(Excerpt from a dataset)
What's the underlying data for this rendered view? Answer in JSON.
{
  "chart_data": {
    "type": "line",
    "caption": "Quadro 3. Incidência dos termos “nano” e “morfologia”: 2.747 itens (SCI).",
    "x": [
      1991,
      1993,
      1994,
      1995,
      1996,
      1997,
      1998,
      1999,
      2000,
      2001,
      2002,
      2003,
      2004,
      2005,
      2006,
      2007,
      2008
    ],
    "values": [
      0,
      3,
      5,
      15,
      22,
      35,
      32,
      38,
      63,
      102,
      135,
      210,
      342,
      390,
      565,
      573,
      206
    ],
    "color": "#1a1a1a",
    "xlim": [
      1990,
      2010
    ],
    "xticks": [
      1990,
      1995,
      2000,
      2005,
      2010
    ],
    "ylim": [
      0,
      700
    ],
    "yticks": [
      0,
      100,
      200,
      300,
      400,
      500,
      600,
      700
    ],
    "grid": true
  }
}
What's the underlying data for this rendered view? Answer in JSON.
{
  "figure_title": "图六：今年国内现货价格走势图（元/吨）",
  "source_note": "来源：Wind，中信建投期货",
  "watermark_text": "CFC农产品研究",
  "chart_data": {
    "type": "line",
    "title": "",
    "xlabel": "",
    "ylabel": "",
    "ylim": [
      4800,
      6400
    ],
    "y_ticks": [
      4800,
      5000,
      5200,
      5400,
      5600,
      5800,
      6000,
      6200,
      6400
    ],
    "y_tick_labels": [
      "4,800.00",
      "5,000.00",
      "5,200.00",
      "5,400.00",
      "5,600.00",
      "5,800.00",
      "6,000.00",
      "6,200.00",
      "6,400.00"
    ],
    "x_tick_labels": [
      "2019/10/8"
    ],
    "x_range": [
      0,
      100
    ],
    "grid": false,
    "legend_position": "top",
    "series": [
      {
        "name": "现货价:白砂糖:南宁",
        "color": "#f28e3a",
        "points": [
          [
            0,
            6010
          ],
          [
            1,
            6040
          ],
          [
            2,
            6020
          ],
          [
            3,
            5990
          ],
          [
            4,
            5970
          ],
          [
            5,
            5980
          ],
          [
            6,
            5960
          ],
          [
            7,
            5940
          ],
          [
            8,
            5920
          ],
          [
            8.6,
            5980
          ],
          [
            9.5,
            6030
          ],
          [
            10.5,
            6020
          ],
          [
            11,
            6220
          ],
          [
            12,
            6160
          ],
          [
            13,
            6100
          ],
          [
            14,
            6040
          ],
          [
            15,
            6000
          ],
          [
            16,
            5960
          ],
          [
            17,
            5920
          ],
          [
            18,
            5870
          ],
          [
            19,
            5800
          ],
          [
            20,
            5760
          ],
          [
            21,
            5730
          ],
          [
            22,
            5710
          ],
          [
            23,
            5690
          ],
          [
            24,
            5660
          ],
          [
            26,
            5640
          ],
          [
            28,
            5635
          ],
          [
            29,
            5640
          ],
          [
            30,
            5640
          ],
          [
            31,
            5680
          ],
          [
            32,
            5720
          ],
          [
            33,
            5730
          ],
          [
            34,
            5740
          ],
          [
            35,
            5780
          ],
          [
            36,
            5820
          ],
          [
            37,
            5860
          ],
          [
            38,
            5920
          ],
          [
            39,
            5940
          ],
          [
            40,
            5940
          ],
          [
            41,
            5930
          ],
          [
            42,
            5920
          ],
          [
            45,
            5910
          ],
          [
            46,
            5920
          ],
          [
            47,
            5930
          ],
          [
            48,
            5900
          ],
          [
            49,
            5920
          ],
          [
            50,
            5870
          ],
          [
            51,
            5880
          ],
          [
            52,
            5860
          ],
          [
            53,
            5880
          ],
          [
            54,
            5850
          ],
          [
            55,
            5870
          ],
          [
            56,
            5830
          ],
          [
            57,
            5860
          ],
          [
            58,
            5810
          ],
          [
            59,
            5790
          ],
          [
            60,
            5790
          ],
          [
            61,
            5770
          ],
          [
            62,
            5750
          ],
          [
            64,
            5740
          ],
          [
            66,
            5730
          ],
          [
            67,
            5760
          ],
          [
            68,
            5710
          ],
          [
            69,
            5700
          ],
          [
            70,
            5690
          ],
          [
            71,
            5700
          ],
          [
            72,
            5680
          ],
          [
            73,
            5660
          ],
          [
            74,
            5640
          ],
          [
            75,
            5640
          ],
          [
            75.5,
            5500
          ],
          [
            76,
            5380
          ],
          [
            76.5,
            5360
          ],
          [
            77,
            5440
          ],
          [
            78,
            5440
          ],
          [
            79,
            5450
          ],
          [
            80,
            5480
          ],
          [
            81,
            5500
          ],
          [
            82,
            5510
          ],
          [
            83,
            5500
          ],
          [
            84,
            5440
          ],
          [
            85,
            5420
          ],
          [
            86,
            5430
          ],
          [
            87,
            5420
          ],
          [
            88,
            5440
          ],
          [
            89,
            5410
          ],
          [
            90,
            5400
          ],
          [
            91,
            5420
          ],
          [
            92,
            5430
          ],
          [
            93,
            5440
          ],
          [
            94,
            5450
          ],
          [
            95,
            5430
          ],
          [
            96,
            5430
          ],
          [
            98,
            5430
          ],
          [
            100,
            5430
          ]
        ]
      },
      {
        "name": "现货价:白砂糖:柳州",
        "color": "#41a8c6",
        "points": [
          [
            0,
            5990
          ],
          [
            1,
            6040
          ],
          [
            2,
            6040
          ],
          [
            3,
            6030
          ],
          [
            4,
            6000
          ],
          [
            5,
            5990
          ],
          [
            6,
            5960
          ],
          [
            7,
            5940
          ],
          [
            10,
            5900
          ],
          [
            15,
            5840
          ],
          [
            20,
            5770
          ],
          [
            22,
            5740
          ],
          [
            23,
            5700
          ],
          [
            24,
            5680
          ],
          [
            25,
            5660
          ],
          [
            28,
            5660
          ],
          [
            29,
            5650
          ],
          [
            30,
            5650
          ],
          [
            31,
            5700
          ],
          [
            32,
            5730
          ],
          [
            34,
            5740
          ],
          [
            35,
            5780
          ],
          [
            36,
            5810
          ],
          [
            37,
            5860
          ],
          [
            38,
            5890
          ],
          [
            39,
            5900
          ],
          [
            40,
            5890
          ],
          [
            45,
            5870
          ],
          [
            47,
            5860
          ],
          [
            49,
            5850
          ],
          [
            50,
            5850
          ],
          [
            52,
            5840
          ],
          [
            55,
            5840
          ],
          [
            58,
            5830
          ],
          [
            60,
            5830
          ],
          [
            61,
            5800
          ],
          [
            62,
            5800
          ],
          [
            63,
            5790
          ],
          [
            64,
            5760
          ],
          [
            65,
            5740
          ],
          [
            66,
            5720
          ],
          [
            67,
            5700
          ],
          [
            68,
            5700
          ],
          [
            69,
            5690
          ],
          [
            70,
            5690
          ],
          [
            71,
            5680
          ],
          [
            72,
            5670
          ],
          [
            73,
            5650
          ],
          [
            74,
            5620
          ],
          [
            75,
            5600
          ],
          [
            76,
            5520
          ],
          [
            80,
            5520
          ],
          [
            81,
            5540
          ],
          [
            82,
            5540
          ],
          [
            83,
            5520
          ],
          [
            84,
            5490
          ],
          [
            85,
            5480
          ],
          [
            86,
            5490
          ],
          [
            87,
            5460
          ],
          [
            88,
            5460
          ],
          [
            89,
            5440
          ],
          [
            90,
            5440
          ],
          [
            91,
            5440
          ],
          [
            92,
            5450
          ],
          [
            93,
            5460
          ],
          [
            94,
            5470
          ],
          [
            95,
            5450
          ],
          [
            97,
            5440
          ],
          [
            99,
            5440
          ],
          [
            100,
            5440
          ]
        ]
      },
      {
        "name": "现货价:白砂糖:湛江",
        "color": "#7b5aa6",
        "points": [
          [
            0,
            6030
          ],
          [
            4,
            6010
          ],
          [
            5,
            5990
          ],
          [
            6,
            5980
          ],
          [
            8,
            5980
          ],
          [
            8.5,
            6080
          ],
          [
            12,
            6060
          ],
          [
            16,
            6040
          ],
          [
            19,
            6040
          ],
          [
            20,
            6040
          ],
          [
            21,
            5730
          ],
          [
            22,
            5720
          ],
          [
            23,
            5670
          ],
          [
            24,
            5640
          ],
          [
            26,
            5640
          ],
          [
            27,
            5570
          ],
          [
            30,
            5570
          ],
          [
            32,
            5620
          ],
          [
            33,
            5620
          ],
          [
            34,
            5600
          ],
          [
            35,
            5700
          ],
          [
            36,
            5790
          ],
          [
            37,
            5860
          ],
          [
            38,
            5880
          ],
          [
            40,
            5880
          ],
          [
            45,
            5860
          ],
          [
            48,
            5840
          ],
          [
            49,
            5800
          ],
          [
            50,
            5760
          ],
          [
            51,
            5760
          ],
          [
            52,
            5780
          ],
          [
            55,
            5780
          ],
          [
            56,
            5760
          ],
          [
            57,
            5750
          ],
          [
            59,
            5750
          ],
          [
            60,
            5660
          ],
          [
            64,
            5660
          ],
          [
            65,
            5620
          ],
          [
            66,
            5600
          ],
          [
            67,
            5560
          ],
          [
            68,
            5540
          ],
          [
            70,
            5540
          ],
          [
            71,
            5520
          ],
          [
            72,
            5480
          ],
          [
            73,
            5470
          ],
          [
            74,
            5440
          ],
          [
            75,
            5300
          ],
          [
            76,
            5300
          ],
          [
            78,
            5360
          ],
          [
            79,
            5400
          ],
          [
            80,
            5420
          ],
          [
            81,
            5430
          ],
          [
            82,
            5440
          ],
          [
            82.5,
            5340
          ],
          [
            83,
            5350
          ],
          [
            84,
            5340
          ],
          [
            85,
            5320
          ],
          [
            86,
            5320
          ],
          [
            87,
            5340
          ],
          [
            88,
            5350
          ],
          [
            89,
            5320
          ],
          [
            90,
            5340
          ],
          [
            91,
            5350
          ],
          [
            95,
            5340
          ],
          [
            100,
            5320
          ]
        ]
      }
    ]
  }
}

■ WORK TO DO ■
Which lines contain the word "color"? Return each of them.

■ COMPLETE ANSWER ■
    "color": "#1a1a1a",
        "color": "#f28e3a",
        "color": "#41a8c6",
        "color": "#7b5aa6",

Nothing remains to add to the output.